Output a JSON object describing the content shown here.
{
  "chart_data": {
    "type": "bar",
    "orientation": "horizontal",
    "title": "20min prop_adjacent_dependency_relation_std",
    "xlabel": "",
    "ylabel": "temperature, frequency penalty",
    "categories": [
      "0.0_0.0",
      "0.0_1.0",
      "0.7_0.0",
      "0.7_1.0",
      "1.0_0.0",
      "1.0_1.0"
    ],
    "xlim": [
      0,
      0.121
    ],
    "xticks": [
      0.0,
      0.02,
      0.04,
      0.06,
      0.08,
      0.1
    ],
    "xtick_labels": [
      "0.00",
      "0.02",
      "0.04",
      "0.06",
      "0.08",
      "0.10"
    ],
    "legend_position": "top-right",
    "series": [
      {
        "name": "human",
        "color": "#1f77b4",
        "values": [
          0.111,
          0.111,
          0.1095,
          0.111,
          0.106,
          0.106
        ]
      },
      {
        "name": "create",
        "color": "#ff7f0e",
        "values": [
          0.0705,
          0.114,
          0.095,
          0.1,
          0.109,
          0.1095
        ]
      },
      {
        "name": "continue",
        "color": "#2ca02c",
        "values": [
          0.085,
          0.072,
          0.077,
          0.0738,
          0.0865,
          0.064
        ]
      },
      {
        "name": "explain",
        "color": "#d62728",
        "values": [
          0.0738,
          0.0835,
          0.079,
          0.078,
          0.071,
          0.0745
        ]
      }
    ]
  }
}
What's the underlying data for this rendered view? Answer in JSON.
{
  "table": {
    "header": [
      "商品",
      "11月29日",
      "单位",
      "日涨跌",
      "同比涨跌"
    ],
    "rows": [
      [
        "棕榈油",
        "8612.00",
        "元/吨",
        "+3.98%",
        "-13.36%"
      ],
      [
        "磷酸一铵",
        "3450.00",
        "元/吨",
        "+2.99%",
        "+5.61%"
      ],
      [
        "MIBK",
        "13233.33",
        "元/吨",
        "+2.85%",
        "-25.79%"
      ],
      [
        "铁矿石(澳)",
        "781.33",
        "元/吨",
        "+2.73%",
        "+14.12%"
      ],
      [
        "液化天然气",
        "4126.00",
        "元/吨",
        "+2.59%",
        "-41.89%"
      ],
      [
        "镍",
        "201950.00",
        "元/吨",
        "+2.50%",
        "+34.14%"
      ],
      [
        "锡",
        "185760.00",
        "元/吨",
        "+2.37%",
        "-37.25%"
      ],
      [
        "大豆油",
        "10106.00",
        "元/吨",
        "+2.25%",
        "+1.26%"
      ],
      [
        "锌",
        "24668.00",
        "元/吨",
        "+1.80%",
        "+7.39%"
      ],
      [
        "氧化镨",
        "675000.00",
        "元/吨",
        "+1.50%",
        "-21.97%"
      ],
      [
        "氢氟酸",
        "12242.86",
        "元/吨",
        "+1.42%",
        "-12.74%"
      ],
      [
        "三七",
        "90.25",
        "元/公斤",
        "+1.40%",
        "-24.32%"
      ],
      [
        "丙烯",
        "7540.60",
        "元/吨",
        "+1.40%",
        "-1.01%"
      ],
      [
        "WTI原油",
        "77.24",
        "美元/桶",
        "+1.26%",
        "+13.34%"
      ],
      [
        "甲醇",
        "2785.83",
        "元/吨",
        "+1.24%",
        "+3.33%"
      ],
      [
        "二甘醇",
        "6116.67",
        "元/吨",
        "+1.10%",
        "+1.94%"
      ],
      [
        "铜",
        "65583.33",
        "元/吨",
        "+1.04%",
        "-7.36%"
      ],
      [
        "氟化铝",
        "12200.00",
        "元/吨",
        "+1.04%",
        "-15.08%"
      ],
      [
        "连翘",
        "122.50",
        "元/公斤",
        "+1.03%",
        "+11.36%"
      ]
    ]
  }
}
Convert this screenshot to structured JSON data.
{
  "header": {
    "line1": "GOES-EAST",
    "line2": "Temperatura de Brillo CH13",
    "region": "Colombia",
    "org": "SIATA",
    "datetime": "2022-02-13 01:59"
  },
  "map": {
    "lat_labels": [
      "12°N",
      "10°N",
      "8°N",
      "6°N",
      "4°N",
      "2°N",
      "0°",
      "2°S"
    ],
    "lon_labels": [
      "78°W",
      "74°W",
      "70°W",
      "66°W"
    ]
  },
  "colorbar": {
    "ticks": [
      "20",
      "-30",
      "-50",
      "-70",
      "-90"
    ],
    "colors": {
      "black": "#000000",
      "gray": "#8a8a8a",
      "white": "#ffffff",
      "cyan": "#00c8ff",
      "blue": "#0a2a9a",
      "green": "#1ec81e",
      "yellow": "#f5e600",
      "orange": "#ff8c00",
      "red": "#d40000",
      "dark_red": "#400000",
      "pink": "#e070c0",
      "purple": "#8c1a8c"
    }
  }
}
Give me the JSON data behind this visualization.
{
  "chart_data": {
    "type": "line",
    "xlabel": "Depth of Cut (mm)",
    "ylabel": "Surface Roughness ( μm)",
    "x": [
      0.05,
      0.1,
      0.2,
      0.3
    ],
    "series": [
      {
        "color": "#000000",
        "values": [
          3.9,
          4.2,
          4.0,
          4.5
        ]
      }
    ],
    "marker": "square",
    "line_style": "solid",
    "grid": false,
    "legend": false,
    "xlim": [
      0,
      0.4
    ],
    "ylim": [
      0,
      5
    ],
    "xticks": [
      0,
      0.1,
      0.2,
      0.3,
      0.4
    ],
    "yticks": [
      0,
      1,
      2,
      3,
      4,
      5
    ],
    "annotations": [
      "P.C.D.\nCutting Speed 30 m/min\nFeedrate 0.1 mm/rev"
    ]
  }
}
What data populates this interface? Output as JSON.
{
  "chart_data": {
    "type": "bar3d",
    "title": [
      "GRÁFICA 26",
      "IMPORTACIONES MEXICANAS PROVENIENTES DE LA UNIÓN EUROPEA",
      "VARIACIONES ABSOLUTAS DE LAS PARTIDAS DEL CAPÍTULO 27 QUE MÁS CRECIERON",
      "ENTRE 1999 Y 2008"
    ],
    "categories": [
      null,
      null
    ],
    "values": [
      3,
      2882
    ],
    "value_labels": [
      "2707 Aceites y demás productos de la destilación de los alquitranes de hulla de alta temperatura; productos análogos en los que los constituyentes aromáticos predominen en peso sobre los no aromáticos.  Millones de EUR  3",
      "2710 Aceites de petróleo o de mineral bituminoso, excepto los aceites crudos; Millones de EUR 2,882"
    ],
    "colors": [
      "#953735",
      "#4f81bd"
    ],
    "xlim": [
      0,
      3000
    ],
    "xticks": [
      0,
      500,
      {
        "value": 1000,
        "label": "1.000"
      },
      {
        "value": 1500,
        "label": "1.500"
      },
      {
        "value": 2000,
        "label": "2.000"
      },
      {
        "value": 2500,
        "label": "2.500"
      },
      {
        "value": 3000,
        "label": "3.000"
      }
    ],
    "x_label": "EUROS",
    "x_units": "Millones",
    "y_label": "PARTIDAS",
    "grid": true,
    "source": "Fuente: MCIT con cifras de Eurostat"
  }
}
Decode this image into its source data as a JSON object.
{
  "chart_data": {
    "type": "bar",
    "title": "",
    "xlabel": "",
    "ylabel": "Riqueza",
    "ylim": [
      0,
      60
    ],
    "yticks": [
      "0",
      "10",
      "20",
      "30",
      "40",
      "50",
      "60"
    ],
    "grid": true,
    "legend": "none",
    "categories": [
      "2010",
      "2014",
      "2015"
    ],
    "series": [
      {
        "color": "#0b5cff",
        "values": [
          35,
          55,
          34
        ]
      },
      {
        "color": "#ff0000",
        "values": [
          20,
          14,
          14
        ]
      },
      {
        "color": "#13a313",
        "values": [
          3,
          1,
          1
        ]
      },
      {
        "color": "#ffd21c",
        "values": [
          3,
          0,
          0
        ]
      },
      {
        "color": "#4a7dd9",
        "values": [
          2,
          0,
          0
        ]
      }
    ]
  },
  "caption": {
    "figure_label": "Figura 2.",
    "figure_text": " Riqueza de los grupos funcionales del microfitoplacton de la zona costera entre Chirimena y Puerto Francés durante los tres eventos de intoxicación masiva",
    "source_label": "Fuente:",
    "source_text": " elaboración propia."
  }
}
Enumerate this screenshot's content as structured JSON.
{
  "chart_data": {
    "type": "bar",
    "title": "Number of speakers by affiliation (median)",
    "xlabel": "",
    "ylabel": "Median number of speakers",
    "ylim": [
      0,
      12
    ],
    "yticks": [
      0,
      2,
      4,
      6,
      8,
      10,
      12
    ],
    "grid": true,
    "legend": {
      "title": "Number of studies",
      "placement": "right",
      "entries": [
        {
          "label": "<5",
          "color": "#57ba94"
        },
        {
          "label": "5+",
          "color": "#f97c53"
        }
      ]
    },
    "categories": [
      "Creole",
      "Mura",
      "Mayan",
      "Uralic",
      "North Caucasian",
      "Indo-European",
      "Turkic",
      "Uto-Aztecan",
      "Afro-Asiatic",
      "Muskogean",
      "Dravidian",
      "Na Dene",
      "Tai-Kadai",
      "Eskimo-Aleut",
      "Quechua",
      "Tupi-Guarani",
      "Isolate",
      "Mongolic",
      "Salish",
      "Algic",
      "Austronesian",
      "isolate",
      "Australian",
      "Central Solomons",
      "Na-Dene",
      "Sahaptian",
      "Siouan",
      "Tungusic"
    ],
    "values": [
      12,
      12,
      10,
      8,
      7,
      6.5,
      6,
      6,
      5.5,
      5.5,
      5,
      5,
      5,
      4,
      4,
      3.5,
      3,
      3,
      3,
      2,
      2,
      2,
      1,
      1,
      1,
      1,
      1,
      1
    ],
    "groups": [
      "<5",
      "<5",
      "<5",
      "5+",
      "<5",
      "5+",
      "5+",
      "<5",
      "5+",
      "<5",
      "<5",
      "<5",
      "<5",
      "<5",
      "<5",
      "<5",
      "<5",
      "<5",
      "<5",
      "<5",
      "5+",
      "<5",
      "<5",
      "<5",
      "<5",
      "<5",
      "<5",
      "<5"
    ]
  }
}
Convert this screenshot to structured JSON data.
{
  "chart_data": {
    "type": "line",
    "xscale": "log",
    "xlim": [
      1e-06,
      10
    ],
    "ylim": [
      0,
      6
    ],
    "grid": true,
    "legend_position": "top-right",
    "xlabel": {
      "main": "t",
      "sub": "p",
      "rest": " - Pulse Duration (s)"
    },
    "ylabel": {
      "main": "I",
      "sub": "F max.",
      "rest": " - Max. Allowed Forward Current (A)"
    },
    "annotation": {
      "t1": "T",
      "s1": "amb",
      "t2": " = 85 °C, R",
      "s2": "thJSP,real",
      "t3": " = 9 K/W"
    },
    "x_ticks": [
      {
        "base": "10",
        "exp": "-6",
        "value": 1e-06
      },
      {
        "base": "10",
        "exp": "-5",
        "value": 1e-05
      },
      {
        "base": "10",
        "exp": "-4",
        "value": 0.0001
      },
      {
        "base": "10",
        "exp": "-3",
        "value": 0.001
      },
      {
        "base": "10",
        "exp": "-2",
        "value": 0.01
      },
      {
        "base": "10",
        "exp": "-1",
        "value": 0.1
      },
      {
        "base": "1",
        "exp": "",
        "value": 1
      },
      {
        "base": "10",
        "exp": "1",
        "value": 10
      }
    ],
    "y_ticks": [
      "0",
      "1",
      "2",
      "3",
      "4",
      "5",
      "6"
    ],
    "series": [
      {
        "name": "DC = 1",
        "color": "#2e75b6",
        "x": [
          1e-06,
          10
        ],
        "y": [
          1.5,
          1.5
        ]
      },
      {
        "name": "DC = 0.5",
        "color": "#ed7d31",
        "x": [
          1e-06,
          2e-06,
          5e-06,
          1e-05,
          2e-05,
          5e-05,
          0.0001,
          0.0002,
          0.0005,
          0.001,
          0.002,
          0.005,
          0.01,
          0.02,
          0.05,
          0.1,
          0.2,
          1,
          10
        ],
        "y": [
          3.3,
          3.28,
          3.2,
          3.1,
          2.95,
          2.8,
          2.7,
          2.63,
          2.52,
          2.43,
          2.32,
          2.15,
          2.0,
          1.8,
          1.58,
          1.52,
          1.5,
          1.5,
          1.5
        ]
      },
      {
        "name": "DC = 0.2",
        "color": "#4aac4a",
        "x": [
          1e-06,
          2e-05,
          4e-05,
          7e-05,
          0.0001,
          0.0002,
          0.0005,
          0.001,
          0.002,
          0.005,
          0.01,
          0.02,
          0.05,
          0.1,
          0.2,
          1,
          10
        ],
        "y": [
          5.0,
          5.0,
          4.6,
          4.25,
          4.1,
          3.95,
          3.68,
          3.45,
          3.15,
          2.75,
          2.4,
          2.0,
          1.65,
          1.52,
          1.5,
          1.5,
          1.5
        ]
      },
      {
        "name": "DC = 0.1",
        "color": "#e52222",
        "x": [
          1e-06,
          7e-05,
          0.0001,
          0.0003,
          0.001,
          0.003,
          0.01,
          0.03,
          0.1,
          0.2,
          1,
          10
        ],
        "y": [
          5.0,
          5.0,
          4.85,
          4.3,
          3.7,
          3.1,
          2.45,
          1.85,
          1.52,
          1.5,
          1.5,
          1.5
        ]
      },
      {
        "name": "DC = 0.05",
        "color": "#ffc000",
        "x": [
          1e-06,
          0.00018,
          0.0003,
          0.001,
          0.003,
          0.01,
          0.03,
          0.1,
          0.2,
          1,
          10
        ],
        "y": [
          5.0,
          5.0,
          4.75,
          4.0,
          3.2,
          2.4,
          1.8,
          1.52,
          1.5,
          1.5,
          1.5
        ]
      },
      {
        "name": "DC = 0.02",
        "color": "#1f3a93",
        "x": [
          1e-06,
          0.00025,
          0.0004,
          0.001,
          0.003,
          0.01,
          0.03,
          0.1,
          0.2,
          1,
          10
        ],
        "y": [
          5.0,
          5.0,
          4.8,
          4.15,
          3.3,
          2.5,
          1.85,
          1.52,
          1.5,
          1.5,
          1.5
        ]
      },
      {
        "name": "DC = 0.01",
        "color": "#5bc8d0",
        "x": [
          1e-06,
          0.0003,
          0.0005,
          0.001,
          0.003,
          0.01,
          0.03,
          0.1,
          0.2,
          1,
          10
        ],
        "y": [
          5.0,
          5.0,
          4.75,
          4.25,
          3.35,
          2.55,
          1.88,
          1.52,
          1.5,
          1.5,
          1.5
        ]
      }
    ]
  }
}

▶ _AIM_:
Identify each line in the entries with the word "this" and copy it.

▶ _REPLY_:
What's the underlying data for this rendered view? Answer in JSON.
Convert this screenshot to structured JSON data.
Give me the JSON data behind this visualization.
What data populates this interface? Output as JSON.
Decode this image into its source data as a JSON object.
Enumerate this screenshot's content as structured JSON.
Convert this screenshot to structured JSON data.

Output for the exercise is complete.